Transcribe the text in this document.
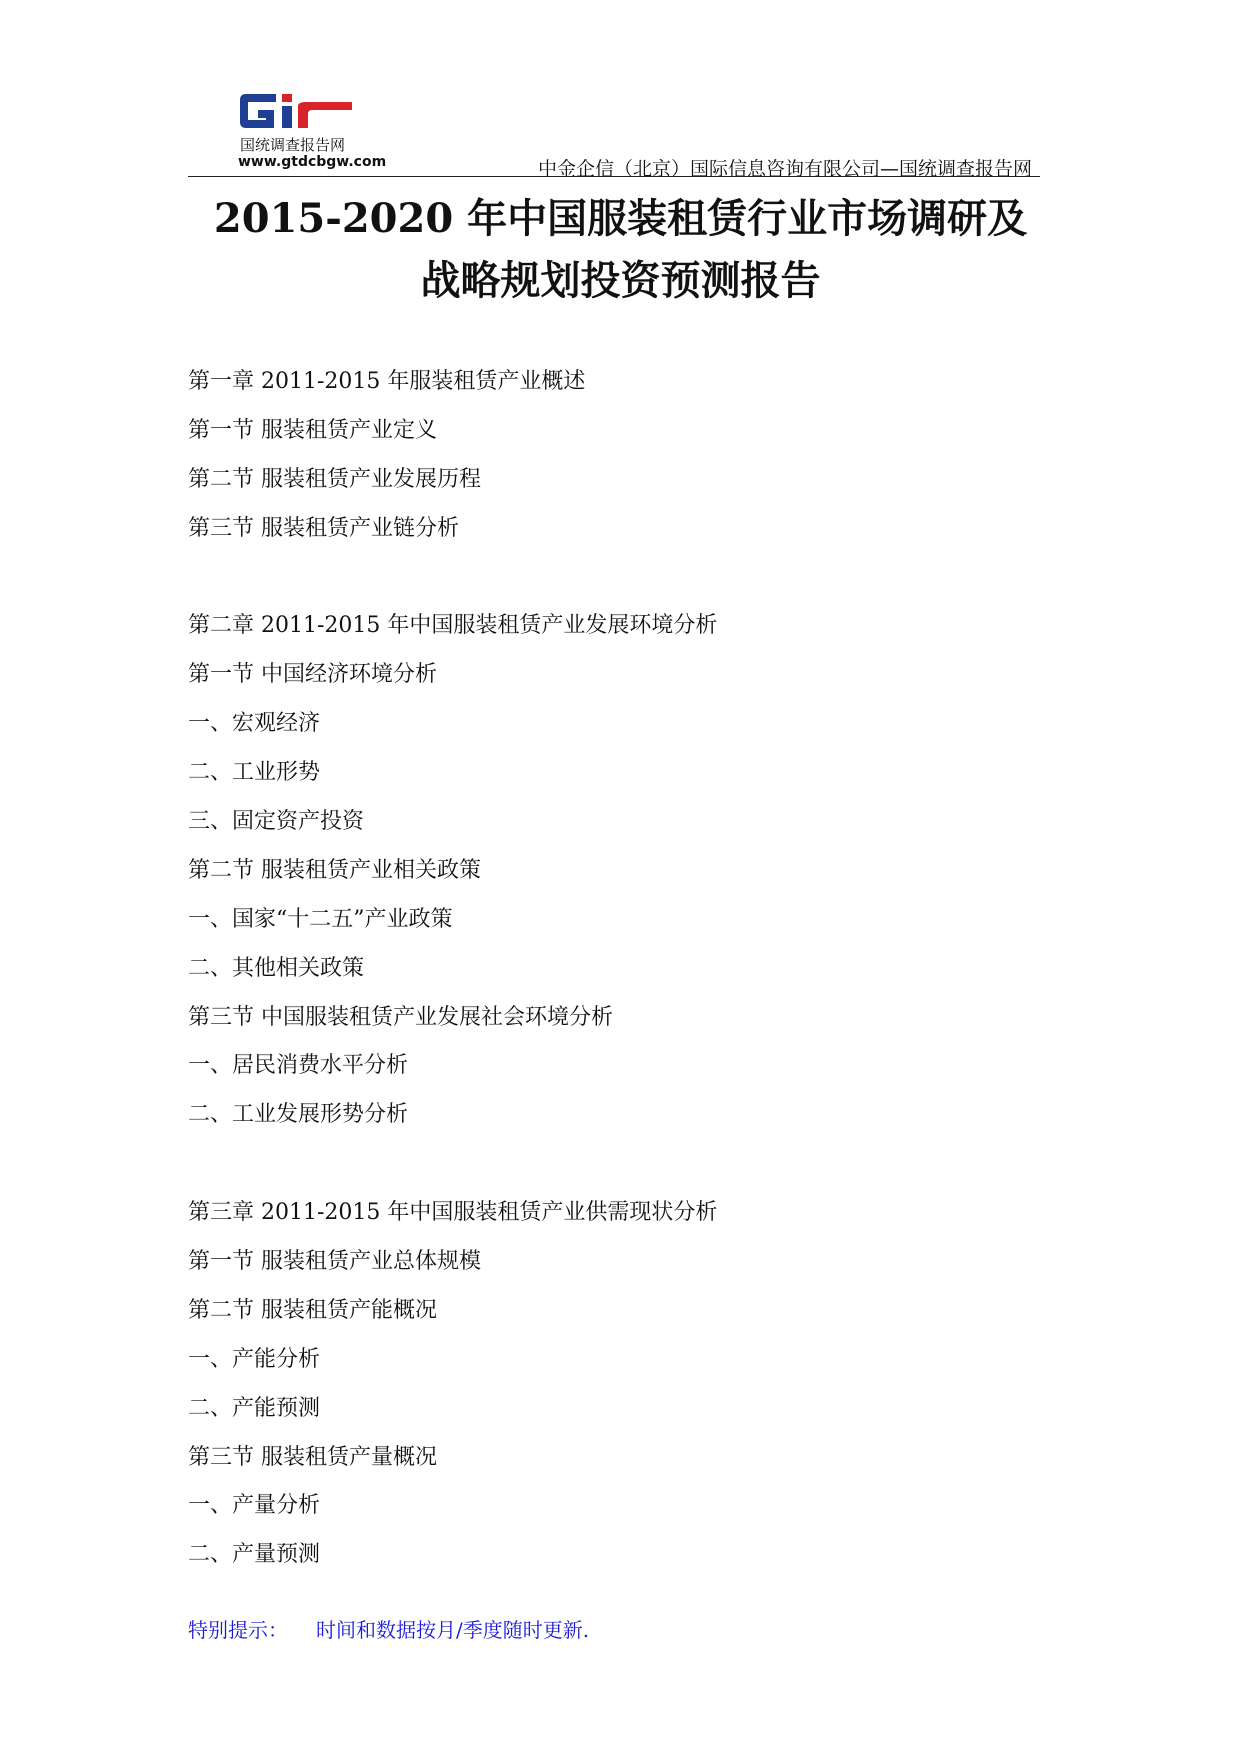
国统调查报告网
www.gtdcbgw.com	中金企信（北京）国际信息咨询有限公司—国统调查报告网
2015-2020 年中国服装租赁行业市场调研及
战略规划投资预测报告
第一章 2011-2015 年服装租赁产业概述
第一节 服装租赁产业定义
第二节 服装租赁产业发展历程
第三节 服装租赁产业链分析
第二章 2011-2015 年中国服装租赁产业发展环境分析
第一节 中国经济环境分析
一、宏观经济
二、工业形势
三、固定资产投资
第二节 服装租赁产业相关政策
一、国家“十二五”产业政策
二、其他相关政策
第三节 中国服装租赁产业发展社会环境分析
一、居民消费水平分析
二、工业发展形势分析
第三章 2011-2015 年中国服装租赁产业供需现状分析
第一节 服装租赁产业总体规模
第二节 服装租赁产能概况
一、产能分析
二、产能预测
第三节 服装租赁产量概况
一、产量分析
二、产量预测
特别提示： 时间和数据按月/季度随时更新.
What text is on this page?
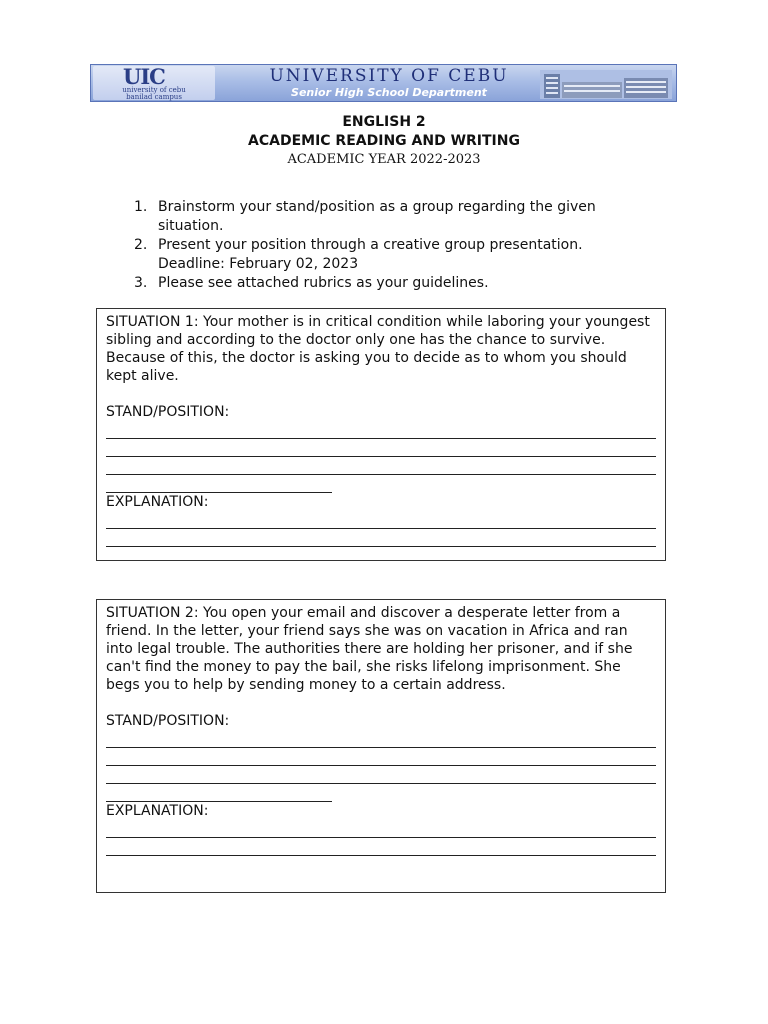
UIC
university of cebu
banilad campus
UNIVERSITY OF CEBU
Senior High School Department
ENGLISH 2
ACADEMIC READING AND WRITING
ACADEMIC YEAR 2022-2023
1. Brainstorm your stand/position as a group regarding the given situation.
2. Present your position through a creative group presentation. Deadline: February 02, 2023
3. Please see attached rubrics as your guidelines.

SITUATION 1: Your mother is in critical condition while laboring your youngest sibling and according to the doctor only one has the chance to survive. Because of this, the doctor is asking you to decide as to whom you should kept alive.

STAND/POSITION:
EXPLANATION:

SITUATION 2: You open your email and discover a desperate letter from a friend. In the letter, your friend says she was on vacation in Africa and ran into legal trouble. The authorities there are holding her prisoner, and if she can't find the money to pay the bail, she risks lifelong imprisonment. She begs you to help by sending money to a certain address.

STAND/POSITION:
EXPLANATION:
────────────────────────────────────────
→ **To be done**:
Using the listing, copy every line where the word "this" shows up.

→ **Exercise solution**:
Transcribe the text in this document.
What text is on this page?
SITUATION 1: Your mother is in critical condition while laboring your youngest sibling and according to the doctor only one has the chance to survive. Because of this, the doctor is asking you to decide as to whom you should kept alive.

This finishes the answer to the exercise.